### Task brief
Print every line of the entries below without changing a single character.

--- Start Dataset content ---

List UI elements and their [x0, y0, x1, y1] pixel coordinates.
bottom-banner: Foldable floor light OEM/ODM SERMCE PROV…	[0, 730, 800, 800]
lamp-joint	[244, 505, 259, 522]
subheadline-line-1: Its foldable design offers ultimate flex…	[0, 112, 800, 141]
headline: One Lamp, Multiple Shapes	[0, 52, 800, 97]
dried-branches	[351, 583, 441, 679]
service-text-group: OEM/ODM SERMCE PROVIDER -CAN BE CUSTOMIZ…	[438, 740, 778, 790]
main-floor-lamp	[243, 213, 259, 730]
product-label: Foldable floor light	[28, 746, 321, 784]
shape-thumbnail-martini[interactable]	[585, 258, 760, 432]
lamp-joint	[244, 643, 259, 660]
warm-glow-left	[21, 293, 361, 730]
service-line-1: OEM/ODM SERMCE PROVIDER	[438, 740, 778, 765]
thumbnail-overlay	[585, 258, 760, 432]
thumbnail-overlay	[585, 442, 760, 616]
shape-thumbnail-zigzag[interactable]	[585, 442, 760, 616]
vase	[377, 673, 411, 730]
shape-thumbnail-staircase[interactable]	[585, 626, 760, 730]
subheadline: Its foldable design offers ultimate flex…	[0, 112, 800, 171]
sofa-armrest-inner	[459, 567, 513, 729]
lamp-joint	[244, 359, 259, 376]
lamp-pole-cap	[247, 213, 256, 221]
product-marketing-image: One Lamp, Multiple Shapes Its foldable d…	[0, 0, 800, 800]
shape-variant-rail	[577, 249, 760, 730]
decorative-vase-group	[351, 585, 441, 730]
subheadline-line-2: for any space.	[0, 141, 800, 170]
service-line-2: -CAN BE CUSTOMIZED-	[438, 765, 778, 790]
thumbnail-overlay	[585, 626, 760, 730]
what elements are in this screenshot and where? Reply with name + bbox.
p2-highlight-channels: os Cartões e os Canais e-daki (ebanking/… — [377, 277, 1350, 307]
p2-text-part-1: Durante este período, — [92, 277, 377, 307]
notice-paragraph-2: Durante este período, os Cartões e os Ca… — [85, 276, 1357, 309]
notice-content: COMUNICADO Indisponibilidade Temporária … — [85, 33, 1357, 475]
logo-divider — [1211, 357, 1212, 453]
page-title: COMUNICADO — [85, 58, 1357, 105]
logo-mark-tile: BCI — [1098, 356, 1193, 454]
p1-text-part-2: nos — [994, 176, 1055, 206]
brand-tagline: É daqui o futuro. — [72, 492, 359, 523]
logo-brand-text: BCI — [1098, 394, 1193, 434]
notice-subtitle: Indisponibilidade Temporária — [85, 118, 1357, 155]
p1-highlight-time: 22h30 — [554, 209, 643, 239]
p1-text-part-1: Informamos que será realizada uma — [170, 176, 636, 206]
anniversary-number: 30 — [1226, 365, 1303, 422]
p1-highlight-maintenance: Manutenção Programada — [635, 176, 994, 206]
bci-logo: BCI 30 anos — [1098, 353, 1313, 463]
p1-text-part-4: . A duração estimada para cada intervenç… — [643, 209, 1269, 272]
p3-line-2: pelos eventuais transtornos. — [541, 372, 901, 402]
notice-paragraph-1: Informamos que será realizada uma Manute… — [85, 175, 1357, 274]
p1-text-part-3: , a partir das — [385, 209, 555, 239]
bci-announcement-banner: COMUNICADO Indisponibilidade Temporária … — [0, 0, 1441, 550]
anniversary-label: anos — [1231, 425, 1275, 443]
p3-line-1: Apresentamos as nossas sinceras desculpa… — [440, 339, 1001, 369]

--- End Dataset content ---

### Complete output
List UI elements and their [x0, y0, x1, y1] pixel coordinates.
bottom-banner: Foldable floor light OEM/ODM SERMCE PROV…	[0, 730, 800, 800]
lamp-joint	[244, 505, 259, 522]
subheadline-line-1: Its foldable design offers ultimate flex…	[0, 112, 800, 141]
headline: One Lamp, Multiple Shapes	[0, 52, 800, 97]
dried-branches	[351, 583, 441, 679]
service-text-group: OEM/ODM SERMCE PROVIDER -CAN BE CUSTOMIZ…	[438, 740, 778, 790]
main-floor-lamp	[243, 213, 259, 730]
product-label: Foldable floor light	[28, 746, 321, 784]
shape-thumbnail-martini[interactable]	[585, 258, 760, 432]
lamp-joint	[244, 643, 259, 660]
warm-glow-left	[21, 293, 361, 730]
service-line-1: OEM/ODM SERMCE PROVIDER	[438, 740, 778, 765]
thumbnail-overlay	[585, 258, 760, 432]
thumbnail-overlay	[585, 442, 760, 616]
shape-thumbnail-zigzag[interactable]	[585, 442, 760, 616]
vase	[377, 673, 411, 730]
shape-thumbnail-staircase[interactable]	[585, 626, 760, 730]
subheadline: Its foldable design offers ultimate flex…	[0, 112, 800, 171]
sofa-armrest-inner	[459, 567, 513, 729]
lamp-joint	[244, 359, 259, 376]
lamp-pole-cap	[247, 213, 256, 221]
product-marketing-image: One Lamp, Multiple Shapes Its foldable d…	[0, 0, 800, 800]
shape-variant-rail	[577, 249, 760, 730]
decorative-vase-group	[351, 585, 441, 730]
subheadline-line-2: for any space.	[0, 141, 800, 170]
service-line-2: -CAN BE CUSTOMIZED-	[438, 765, 778, 790]
thumbnail-overlay	[585, 626, 760, 730]
what elements are in this screenshot and where? Reply with name + bbox.
p2-highlight-channels: os Cartões e os Canais e-daki (ebanking/… — [377, 277, 1350, 307]
p2-text-part-1: Durante este período, — [92, 277, 377, 307]
notice-paragraph-2: Durante este período, os Cartões e os Ca… — [85, 276, 1357, 309]
notice-content: COMUNICADO Indisponibilidade Temporária … — [85, 33, 1357, 475]
logo-divider — [1211, 357, 1212, 453]
page-title: COMUNICADO — [85, 58, 1357, 105]
logo-mark-tile: BCI — [1098, 356, 1193, 454]
p1-text-part-2: nos — [994, 176, 1055, 206]
brand-tagline: É daqui o futuro. — [72, 492, 359, 523]
logo-brand-text: BCI — [1098, 394, 1193, 434]
notice-subtitle: Indisponibilidade Temporária — [85, 118, 1357, 155]
p1-highlight-time: 22h30 — [554, 209, 643, 239]
p1-text-part-1: Informamos que será realizada uma — [170, 176, 636, 206]
anniversary-number: 30 — [1226, 365, 1303, 422]
p1-highlight-maintenance: Manutenção Programada — [635, 176, 994, 206]
bci-logo: BCI 30 anos — [1098, 353, 1313, 463]
p1-text-part-4: . A duração estimada para cada intervenç… — [643, 209, 1269, 272]
p3-line-2: pelos eventuais transtornos. — [541, 372, 901, 402]
notice-paragraph-1: Informamos que será realizada uma Manute… — [85, 175, 1357, 274]
p1-text-part-3: , a partir das — [385, 209, 555, 239]
bci-announcement-banner: COMUNICADO Indisponibilidade Temporária … — [0, 0, 1441, 550]
anniversary-label: anos — [1231, 425, 1275, 443]
p3-line-1: Apresentamos as nossas sinceras desculpa… — [440, 339, 1001, 369]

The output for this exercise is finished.